Exercise description
Extract each line from the entries below that has the string "this" in it.

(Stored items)
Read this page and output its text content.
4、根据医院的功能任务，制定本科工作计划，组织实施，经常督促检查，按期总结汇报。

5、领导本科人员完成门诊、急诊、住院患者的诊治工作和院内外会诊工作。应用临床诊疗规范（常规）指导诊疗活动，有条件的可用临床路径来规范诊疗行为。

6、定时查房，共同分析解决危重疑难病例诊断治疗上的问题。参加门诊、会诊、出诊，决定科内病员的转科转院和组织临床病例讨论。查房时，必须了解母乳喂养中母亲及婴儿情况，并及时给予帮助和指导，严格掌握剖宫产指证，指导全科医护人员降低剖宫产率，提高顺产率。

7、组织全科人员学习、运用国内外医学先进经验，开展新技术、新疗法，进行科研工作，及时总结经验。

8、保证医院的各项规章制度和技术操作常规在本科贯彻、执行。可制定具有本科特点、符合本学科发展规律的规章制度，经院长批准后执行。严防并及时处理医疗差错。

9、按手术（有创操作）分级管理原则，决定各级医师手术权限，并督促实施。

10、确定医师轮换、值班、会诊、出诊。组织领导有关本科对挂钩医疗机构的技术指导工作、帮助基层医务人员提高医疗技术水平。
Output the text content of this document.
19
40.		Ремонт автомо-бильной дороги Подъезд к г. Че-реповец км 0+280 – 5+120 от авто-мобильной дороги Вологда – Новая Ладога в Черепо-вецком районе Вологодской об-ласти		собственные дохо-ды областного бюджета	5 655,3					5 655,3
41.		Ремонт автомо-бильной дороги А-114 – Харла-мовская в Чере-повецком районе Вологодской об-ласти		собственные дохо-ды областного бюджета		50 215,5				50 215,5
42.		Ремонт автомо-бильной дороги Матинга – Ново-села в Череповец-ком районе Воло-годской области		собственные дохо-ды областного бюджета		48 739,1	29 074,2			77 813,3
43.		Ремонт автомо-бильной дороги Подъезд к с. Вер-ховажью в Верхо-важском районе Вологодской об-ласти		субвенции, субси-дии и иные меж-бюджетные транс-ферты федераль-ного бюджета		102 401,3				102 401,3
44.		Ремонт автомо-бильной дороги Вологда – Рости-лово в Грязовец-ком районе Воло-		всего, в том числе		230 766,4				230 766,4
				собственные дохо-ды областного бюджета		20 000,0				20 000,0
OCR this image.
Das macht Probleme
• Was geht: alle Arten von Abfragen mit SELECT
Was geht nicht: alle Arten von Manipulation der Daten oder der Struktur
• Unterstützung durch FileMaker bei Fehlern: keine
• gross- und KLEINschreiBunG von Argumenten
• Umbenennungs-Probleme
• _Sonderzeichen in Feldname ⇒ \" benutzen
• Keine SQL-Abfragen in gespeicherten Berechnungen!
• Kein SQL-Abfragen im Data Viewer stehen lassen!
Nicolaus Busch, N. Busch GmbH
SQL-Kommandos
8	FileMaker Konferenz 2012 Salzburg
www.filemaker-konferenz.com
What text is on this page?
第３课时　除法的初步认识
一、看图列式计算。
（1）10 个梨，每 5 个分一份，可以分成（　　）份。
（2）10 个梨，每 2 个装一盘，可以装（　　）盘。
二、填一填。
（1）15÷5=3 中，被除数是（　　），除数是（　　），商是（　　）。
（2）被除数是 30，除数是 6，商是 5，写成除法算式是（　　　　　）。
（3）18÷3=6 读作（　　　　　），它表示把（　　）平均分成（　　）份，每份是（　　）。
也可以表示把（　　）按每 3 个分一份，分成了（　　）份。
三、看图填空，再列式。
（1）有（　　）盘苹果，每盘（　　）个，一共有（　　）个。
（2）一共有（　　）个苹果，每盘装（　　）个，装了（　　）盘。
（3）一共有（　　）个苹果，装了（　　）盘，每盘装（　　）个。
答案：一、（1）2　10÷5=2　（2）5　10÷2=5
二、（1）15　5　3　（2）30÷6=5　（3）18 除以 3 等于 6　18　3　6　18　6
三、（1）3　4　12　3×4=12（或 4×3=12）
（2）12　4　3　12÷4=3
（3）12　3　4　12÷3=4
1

Solution below
Read this page and output its text content.
Output the text content of this document.
OCR this image.
What text is on this page?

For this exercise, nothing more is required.